EXERCISE BRIEF: Copy out the lines that have "Kleitman" in them.

"""

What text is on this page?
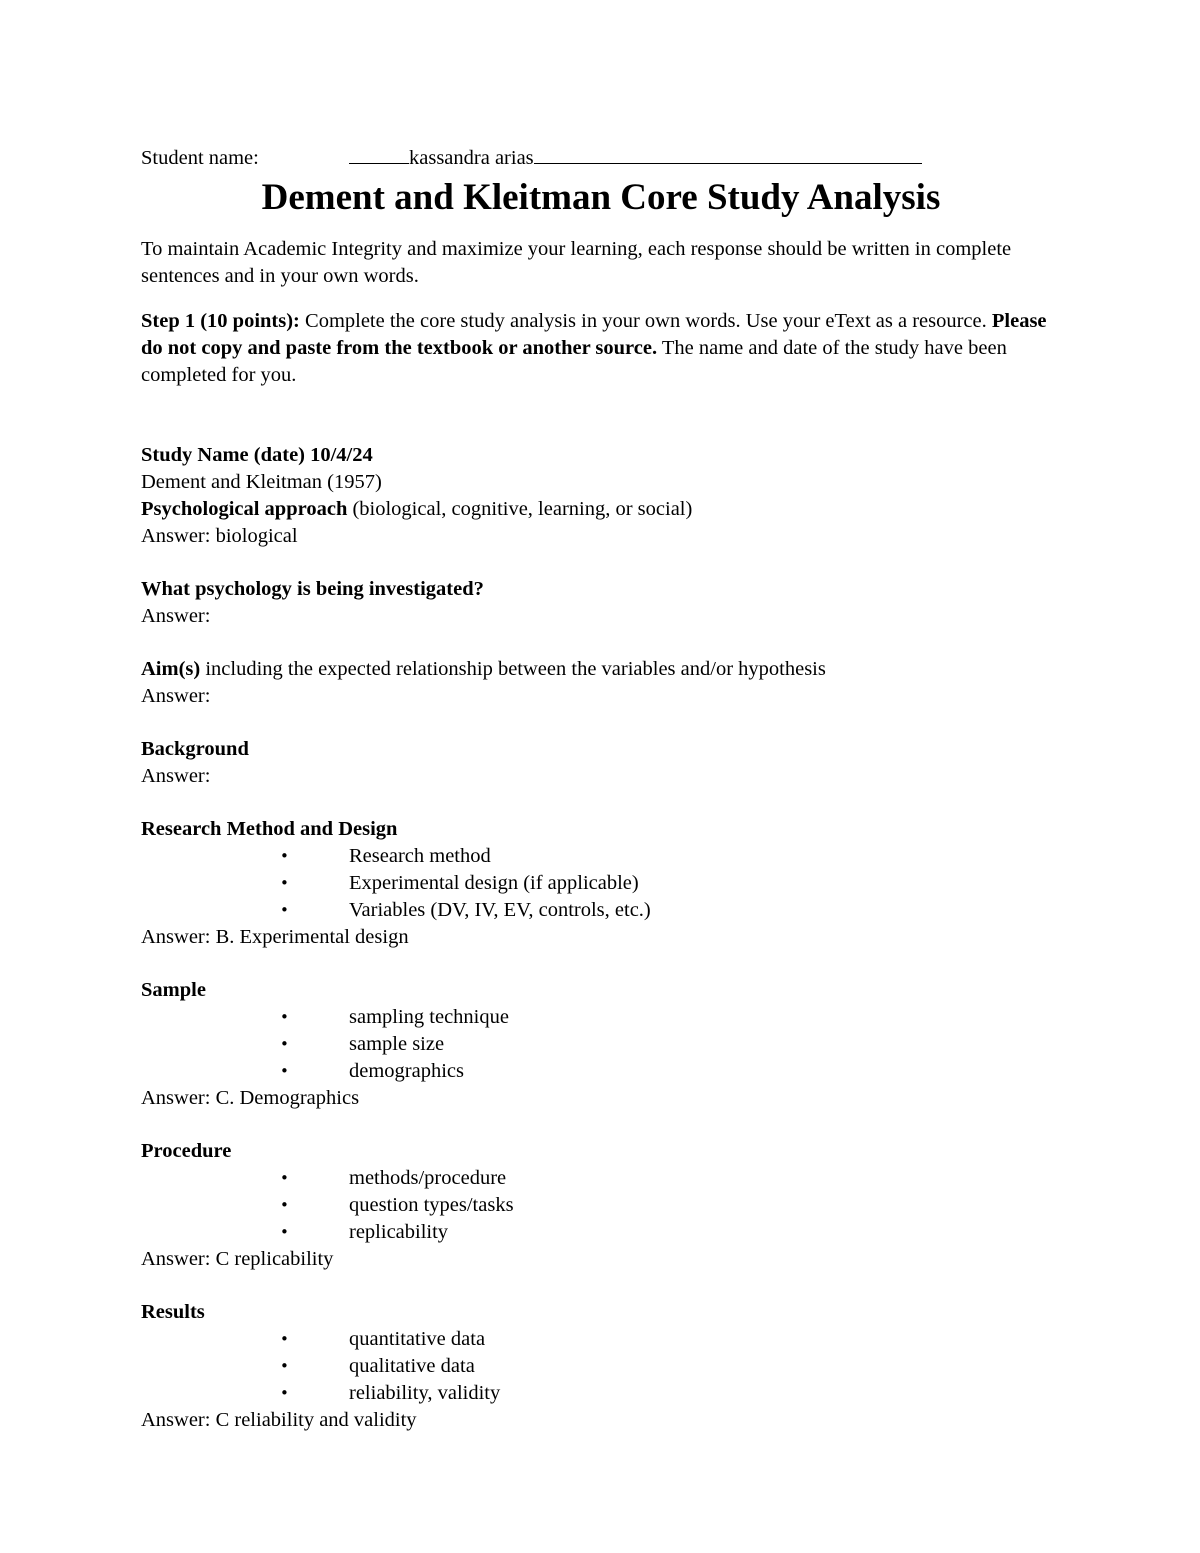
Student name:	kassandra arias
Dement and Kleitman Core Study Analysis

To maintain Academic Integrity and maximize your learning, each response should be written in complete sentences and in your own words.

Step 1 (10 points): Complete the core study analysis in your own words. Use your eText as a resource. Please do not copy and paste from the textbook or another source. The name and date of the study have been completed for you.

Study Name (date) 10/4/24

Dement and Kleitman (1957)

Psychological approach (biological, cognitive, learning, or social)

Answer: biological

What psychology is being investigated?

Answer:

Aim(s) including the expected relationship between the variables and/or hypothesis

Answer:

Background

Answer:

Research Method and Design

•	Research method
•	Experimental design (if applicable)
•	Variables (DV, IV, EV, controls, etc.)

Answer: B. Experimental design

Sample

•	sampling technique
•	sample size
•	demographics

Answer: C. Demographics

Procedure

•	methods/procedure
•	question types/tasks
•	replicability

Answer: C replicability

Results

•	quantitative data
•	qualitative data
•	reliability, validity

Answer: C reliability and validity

"""

FINISHED TASK:
Dement and Kleitman Core Study Analysis
Dement and Kleitman (1957)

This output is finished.